Write each line out again exactly as written.

══════════

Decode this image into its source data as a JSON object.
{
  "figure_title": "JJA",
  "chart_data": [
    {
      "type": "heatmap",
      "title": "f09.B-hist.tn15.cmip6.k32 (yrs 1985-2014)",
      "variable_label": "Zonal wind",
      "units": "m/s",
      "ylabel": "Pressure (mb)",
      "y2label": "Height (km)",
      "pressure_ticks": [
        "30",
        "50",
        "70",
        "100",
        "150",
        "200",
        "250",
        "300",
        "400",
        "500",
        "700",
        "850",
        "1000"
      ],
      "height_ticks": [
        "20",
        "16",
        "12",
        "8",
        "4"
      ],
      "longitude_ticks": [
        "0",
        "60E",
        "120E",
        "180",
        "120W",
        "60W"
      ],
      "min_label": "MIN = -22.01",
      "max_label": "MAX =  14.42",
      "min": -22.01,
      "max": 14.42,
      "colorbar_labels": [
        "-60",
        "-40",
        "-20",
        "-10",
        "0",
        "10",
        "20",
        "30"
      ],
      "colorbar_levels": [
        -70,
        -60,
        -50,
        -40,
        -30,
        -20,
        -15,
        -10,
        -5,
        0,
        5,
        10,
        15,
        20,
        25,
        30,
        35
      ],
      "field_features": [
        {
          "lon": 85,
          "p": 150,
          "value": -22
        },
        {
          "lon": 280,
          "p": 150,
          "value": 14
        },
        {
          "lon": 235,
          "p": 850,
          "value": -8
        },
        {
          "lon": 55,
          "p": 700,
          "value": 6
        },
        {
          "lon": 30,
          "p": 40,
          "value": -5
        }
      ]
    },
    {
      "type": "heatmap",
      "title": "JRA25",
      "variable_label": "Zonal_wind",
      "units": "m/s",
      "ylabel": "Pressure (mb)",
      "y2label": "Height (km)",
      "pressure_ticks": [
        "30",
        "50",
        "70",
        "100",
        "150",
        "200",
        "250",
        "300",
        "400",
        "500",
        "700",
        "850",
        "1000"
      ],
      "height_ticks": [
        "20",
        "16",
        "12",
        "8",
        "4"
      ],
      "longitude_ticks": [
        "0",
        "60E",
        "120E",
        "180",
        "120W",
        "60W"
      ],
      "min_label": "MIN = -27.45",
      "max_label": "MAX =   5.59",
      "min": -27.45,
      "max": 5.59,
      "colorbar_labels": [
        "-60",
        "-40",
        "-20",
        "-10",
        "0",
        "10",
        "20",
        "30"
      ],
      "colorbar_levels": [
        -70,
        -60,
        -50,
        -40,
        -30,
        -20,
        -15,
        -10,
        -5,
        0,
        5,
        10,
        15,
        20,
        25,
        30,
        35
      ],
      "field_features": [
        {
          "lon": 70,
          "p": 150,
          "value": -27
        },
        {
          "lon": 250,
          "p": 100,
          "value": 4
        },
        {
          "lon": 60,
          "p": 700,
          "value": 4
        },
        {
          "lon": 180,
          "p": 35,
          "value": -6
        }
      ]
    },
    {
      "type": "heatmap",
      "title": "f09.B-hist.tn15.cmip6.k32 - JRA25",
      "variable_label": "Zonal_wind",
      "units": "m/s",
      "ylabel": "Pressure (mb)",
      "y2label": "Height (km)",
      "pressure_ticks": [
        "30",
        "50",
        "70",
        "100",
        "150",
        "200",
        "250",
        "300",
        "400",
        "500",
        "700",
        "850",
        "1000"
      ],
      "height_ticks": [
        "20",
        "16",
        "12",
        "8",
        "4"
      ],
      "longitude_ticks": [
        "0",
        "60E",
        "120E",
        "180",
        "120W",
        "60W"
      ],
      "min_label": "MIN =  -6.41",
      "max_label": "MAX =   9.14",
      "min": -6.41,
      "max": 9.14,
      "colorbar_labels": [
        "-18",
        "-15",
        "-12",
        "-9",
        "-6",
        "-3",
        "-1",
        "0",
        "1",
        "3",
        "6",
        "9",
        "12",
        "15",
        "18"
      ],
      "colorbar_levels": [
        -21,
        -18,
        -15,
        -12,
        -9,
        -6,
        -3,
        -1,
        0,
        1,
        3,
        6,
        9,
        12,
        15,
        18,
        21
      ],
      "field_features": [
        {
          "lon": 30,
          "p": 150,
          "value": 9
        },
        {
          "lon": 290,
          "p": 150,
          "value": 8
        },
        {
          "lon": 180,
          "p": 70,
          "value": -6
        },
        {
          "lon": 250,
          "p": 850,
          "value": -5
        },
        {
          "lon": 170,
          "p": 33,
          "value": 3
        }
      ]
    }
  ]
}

══════════

THE OUTPUT >>
Decode this image into its source data as a JSON object.
{
  "figure_title": "JJA",
  "chart_data": [
    {
      "type": "heatmap",
      "title": "f09.B-hist.tn15.cmip6.k32 (yrs 1985-2014)",
      "variable_label": "Zonal wind",
      "units": "m/s",
      "ylabel": "Pressure (mb)",
      "y2label": "Height (km)",
      "pressure_ticks": [
        "30",
        "50",
        "70",
        "100",
        "150",
        "200",
        "250",
        "300",
        "400",
        "500",
        "700",
        "850",
        "1000"
      ],
      "height_ticks": [
        "20",
        "16",
        "12",
        "8",
        "4"
      ],
      "longitude_ticks": [
        "0",
        "60E",
        "120E",
        "180",
        "120W",
        "60W"
      ],
      "min_label": "MIN = -22.01",
      "max_label": "MAX =  14.42",
      "min": -22.01,
      "max": 14.42,
      "colorbar_labels": [
        "-60",
        "-40",
        "-20",
        "-10",
        "0",
        "10",
        "20",
        "30"
      ],
      "colorbar_levels": [
        -70,
        -60,
        -50,
        -40,
        -30,
        -20,
        -15,
        -10,
        -5,
        0,
        5,
        10,
        15,
        20,
        25,
        30,
        35
      ],
      "field_features": [
        {
          "lon": 85,
          "p": 150,
          "value": -22
        },
        {
          "lon": 280,
          "p": 150,
          "value": 14
        },
        {
          "lon": 235,
          "p": 850,
          "value": -8
        },
        {
          "lon": 55,
          "p": 700,
          "value": 6
        },
        {
          "lon": 30,
          "p": 40,
          "value": -5
        }
      ]
    },
    {
      "type": "heatmap",
      "title": "JRA25",
      "variable_label": "Zonal_wind",
      "units": "m/s",
      "ylabel": "Pressure (mb)",
      "y2label": "Height (km)",
      "pressure_ticks": [
        "30",
        "50",
        "70",
        "100",
        "150",
        "200",
        "250",
        "300",
        "400",
        "500",
        "700",
        "850",
        "1000"
      ],
      "height_ticks": [
        "20",
        "16",
        "12",
        "8",
        "4"
      ],
      "longitude_ticks": [
        "0",
        "60E",
        "120E",
        "180",
        "120W",
        "60W"
      ],
      "min_label": "MIN = -27.45",
      "max_label": "MAX =   5.59",
      "min": -27.45,
      "max": 5.59,
      "colorbar_labels": [
        "-60",
        "-40",
        "-20",
        "-10",
        "0",
        "10",
        "20",
        "30"
      ],
      "colorbar_levels": [
        -70,
        -60,
        -50,
        -40,
        -30,
        -20,
        -15,
        -10,
        -5,
        0,
        5,
        10,
        15,
        20,
        25,
        30,
        35
      ],
      "field_features": [
        {
          "lon": 70,
          "p": 150,
          "value": -27
        },
        {
          "lon": 250,
          "p": 100,
          "value": 4
        },
        {
          "lon": 60,
          "p": 700,
          "value": 4
        },
        {
          "lon": 180,
          "p": 35,
          "value": -6
        }
      ]
    },
    {
      "type": "heatmap",
      "title": "f09.B-hist.tn15.cmip6.k32 - JRA25",
      "variable_label": "Zonal_wind",
      "units": "m/s",
      "ylabel": "Pressure (mb)",
      "y2label": "Height (km)",
      "pressure_ticks": [
        "30",
        "50",
        "70",
        "100",
        "150",
        "200",
        "250",
        "300",
        "400",
        "500",
        "700",
        "850",
        "1000"
      ],
      "height_ticks": [
        "20",
        "16",
        "12",
        "8",
        "4"
      ],
      "longitude_ticks": [
        "0",
        "60E",
        "120E",
        "180",
        "120W",
        "60W"
      ],
      "min_label": "MIN =  -6.41",
      "max_label": "MAX =   9.14",
      "min": -6.41,
      "max": 9.14,
      "colorbar_labels": [
        "-18",
        "-15",
        "-12",
        "-9",
        "-6",
        "-3",
        "-1",
        "0",
        "1",
        "3",
        "6",
        "9",
        "12",
        "15",
        "18"
      ],
      "colorbar_levels": [
        -21,
        -18,
        -15,
        -12,
        -9,
        -6,
        -3,
        -1,
        0,
        1,
        3,
        6,
        9,
        12,
        15,
        18,
        21
      ],
      "field_features": [
        {
          "lon": 30,
          "p": 150,
          "value": 9
        },
        {
          "lon": 290,
          "p": 150,
          "value": 8
        },
        {
          "lon": 180,
          "p": 70,
          "value": -6
        },
        {
          "lon": 250,
          "p": 850,
          "value": -5
        },
        {
          "lon": 170,
          "p": 33,
          "value": 3
        }
      ]
    }
  ]
}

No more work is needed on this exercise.